Data to use –
______

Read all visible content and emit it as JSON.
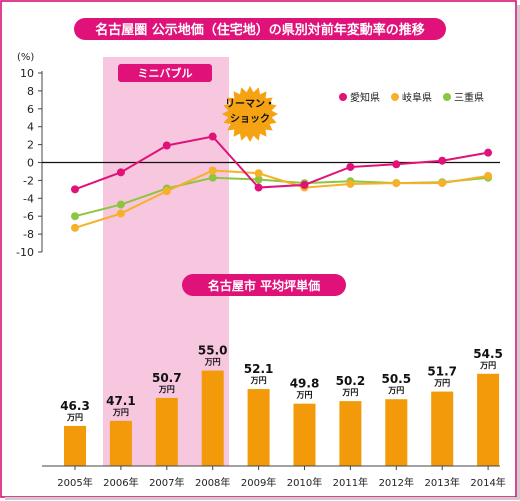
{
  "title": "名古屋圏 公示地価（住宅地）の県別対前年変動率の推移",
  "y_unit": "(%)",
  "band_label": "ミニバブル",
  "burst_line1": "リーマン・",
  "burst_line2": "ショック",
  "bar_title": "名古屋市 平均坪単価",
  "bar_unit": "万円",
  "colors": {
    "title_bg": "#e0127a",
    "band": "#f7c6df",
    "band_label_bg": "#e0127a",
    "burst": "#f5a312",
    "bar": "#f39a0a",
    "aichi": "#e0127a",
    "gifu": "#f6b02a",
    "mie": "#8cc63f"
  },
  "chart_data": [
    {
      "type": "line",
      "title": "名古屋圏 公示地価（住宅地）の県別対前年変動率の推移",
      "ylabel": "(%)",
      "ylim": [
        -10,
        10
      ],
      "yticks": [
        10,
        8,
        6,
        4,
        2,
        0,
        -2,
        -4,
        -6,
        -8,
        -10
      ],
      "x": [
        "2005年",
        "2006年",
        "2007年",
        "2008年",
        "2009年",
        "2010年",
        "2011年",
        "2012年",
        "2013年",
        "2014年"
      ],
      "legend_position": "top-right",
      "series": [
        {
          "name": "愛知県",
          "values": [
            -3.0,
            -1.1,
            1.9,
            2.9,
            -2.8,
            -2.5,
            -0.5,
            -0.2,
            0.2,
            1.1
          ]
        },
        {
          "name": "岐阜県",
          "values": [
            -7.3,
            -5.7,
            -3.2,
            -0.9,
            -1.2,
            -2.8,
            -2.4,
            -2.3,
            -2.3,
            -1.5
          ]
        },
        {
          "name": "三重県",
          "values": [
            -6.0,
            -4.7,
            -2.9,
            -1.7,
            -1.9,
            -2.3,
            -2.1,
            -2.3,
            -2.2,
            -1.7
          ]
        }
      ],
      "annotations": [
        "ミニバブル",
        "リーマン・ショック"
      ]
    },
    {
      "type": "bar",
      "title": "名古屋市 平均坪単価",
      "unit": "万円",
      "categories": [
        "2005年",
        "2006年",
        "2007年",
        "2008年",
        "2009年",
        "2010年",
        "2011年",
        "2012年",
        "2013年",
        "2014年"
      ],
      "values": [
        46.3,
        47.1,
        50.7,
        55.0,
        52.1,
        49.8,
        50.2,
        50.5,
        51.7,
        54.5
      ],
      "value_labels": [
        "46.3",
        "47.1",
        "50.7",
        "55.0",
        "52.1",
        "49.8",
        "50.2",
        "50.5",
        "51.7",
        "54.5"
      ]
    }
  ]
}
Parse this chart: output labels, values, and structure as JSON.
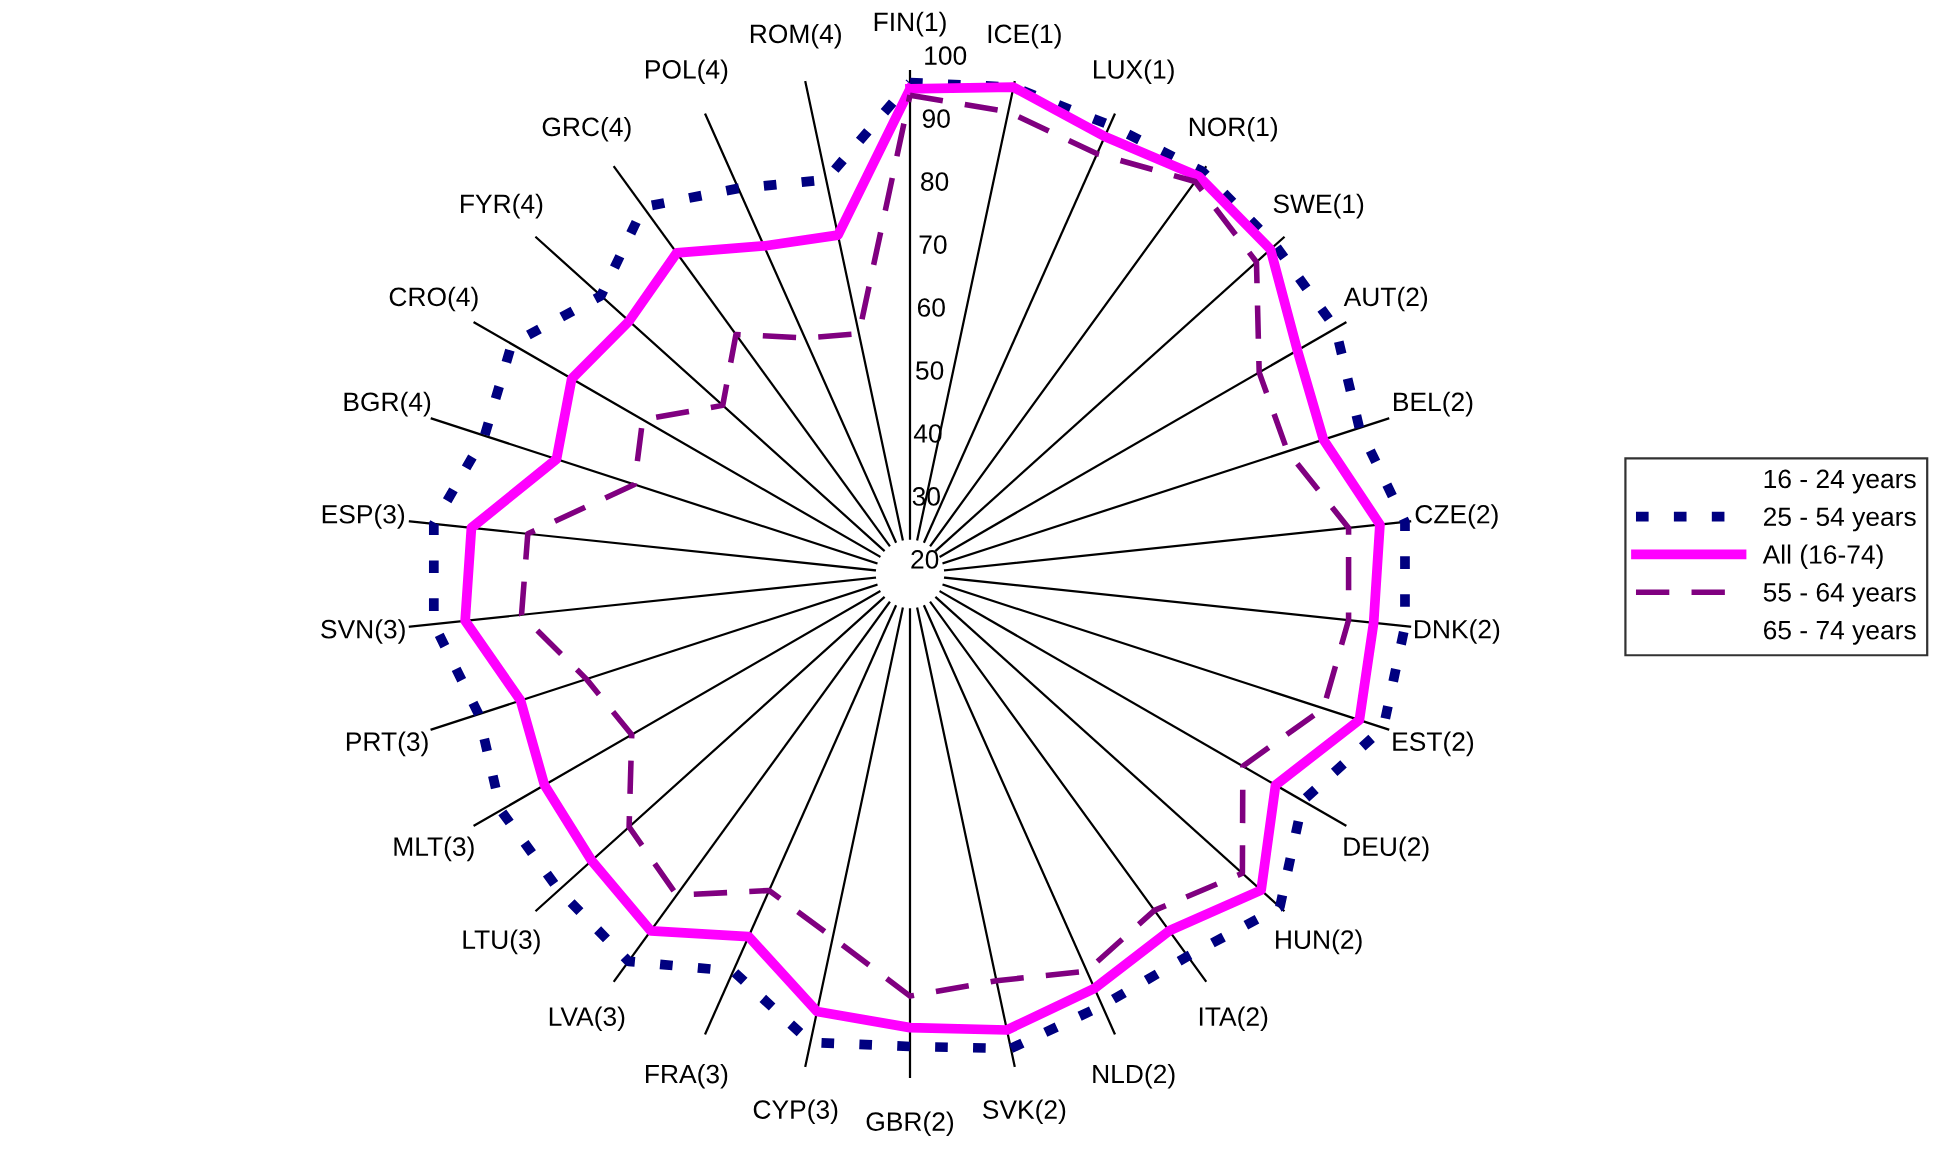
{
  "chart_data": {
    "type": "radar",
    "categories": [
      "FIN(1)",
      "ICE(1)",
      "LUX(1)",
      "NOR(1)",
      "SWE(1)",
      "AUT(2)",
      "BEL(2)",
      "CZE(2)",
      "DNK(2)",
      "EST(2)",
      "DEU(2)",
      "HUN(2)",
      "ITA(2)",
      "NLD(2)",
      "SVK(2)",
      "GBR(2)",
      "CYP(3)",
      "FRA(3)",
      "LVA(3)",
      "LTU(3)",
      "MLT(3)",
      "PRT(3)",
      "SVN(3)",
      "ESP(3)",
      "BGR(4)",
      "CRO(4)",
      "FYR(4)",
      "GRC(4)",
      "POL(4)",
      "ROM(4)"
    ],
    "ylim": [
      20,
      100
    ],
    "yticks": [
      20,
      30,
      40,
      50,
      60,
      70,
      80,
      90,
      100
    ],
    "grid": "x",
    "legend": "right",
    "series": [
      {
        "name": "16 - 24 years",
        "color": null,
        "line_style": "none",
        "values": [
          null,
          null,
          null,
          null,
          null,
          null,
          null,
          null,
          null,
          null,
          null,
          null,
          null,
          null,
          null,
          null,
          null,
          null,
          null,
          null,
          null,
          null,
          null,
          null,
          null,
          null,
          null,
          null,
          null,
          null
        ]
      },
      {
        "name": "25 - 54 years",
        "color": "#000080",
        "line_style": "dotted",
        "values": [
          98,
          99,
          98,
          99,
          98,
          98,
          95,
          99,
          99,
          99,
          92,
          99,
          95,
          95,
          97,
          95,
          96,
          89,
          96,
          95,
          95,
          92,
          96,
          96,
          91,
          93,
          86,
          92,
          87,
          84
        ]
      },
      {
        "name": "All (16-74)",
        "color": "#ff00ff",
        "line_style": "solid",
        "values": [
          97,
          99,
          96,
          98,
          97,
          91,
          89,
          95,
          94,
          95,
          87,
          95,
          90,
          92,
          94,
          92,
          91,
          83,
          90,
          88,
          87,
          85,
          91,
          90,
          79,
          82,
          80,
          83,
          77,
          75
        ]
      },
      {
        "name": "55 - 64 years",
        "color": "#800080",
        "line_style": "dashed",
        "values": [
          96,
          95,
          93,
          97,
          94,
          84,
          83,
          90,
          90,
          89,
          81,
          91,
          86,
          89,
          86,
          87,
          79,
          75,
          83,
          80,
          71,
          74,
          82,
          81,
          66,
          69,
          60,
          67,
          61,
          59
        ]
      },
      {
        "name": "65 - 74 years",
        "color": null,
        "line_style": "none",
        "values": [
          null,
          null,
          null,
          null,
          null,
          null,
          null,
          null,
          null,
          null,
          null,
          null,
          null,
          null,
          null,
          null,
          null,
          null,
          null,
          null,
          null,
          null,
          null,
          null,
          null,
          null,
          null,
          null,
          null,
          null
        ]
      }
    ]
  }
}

______

Task requirements –
Where a line of the entries contains the word "right", copy that line.

Reply to the task –
      "legend_position": "top-right",
    "legend": "right",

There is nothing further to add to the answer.